● GIVEN TASK
How many lines of these records hold the string "Intelligente"? Reply with the number alone.

[Collected data entries]
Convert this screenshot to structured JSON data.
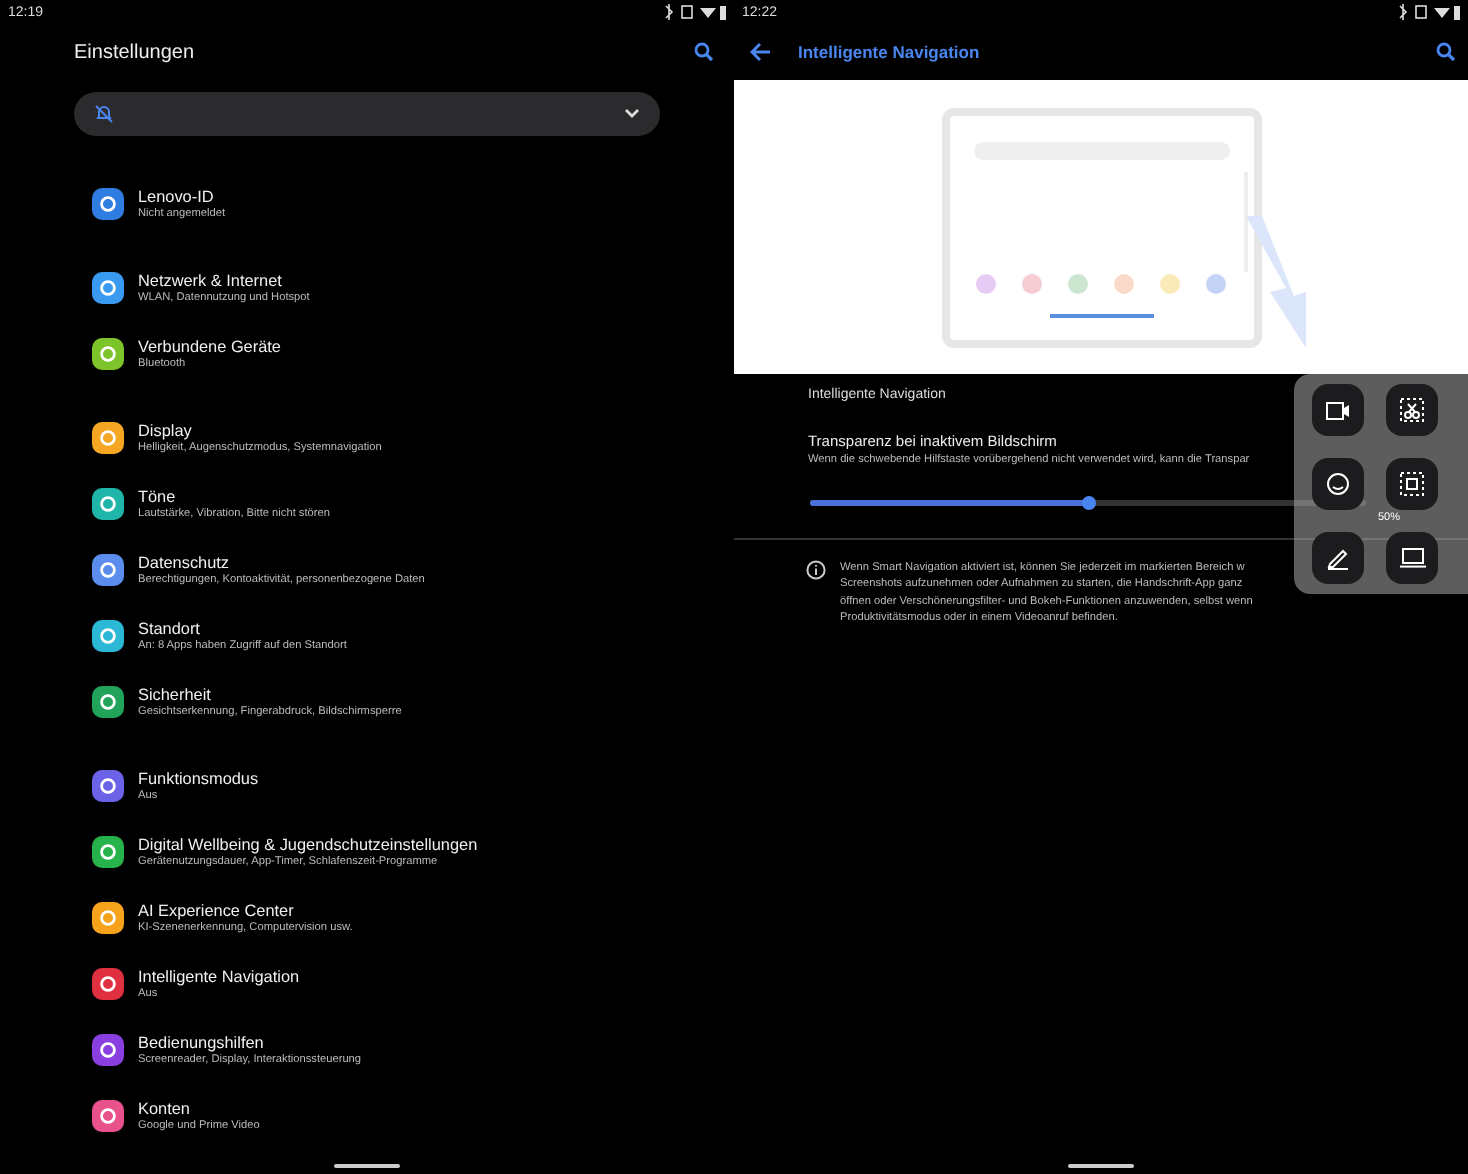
{
  "left": {
    "status_time": "12:19",
    "title": "Einstellungen",
    "groups": [
      [
        {
          "title": "Lenovo-ID",
          "subtitle": "Nicht angemeldet",
          "color": "#2f7de1"
        }
      ],
      [
        {
          "title": "Netzwerk & Internet",
          "subtitle": "WLAN, Datennutzung und Hotspot",
          "color": "#3a9af0"
        },
        {
          "title": "Verbundene Geräte",
          "subtitle": "Bluetooth",
          "color": "#7cc42a"
        }
      ],
      [
        {
          "title": "Display",
          "subtitle": "Helligkeit, Augenschutzmodus, Systemnavigation",
          "color": "#f5a623"
        },
        {
          "title": "Töne",
          "subtitle": "Lautstärke, Vibration, Bitte nicht stören",
          "color": "#1fb5a8"
        },
        {
          "title": "Datenschutz",
          "subtitle": "Berechtigungen, Kontoaktivität, personenbezogene Daten",
          "color": "#5b8def"
        },
        {
          "title": "Standort",
          "subtitle": "An: 8 Apps haben Zugriff auf den Standort",
          "color": "#2bb8d6"
        },
        {
          "title": "Sicherheit",
          "subtitle": "Gesichtserkennung, Fingerabdruck, Bildschirmsperre",
          "color": "#21a45a"
        }
      ],
      [
        {
          "title": "Funktionsmodus",
          "subtitle": "Aus",
          "color": "#6a63e8"
        },
        {
          "title": "Digital Wellbeing & Jugendschutzeinstellungen",
          "subtitle": "Gerätenutzungsdauer, App-Timer, Schlafenszeit-Programme",
          "color": "#27b34b"
        },
        {
          "title": "AI Experience Center",
          "subtitle": "KI-Szenenerkennung, Computervision usw.",
          "color": "#f6a21a"
        },
        {
          "title": "Intelligente Navigation",
          "subtitle": "Aus",
          "color": "#e0303f"
        },
        {
          "title": "Bedienungshilfen",
          "subtitle": "Screenreader, Display, Interaktionssteuerung",
          "color": "#8a3fe0"
        },
        {
          "title": "Konten",
          "subtitle": "Google und Prime Video",
          "color": "#e8518a"
        }
      ]
    ]
  },
  "right": {
    "status_time": "12:22",
    "title": "Intelligente Navigation",
    "dots": [
      {
        "color": "#e6ccf5"
      },
      {
        "color": "#f7cdd4"
      },
      {
        "color": "#cde6cf"
      },
      {
        "color": "#f9d9c8"
      },
      {
        "color": "#faeab8"
      },
      {
        "color": "#c6d3f7"
      }
    ],
    "feature_label": "Intelligente Navigation",
    "transparency": {
      "title": "Transparenz bei inaktivem Bildschirm",
      "description": "Wenn die schwebende Hilfstaste vorübergehend nicht verwendet wird, kann die Transpar",
      "level": 0.5,
      "reading": "50%"
    },
    "info_lines": [
      "Wenn Smart Navigation aktiviert ist, können Sie jederzeit im markierten Bereich w",
      "Screenshots aufzunehmen oder Aufnahmen zu starten, die Handschrift-App ganz",
      "öffnen oder Verschönerungsfilter- und Bokeh-Funktionen anzuwenden, selbst wenn",
      "Produktivitätsmodus oder in einem Videoanruf befinden."
    ],
    "panel_buttons": [
      {
        "kind": "video"
      },
      {
        "kind": "cut"
      },
      {
        "kind": "face"
      },
      {
        "kind": "crop"
      },
      {
        "kind": "pen"
      },
      {
        "kind": "screen"
      }
    ]
  }
}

● TASK RESULT
3